• Work to be completed: The required result is each line of the entries below containing the string "perforatum".

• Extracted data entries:
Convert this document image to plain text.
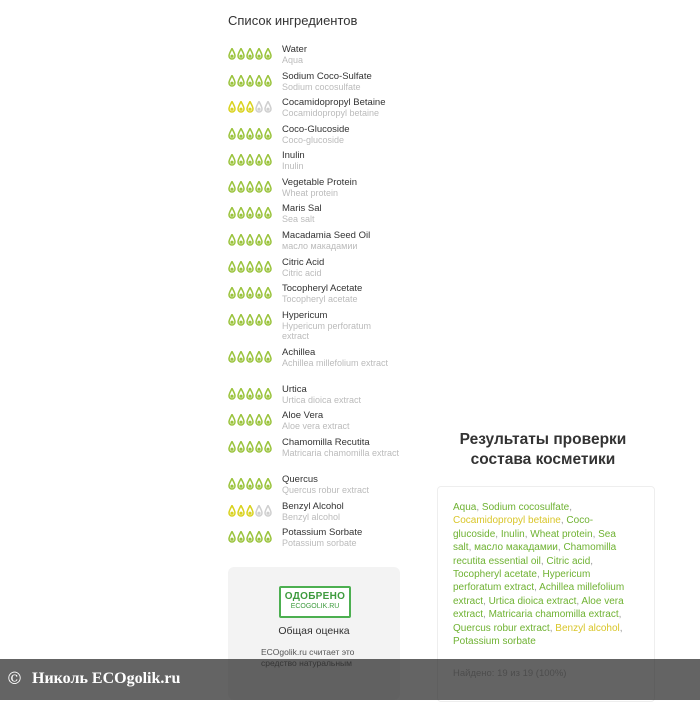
Список ингредиентов
Water
Aqua
Sodium Coco-Sulfate
Sodium cocosulfate
Cocamidopropyl Betaine
Cocamidopropyl betaine
Coco-Glucoside
Coco-glucoside
Inulin
Inulin
Vegetable Protein
Wheat protein
Maris Sal
Sea salt
Macadamia Seed Oil
масло макадамии
Citric Acid
Citric acid
Tocopheryl Acetate
Tocopheryl acetate
Hypericum
Hypericum perforatum extract
Achillea
Achillea millefolium extract
Urtica
Urtica dioica extract
Aloe Vera
Aloe vera extract
Chamomilla Recutita
Matricaria chamomilla extract
Quercus
Quercus robur extract
Benzyl Alcohol
Benzyl alcohol
Potassium Sorbate
Potassium sorbate
ОДОБРЕНО
ECOGOLIK.RU
Общая оценка
ECOgolik.ru считает это
Результаты проверки состава косметики
Aqua, Sodium cocosulfate, Cocamidopropyl betaine, Coco-glucoside, Inulin, Wheat protein, Sea salt, масло макадамии, Chamomilla recutita essential oil, Citric acid, Tocopheryl acetate, Hypericum perforatum extract, Achillea millefolium extract, Urtica dioica extract, Aloe vera extract, Matricaria chamomilla extract, Quercus robur extract, Benzyl alcohol, Potassium sorbate
© Николь ECOgolik.ru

• Exercise response:
Hypericum perforatum extract
Aqua, Sodium cocosulfate, Cocamidopropyl betaine, Coco-glucoside, Inulin, Wheat protein, Sea salt, масло макадамии, Chamomilla recutita essential oil, Citric acid, Tocopheryl acetate, Hypericum perforatum extract, Achillea millefolium extract, Urtica dioica extract, Aloe vera extract, Matricaria chamomilla extract, Quercus robur extract, Benzyl alcohol, Potassium sorbate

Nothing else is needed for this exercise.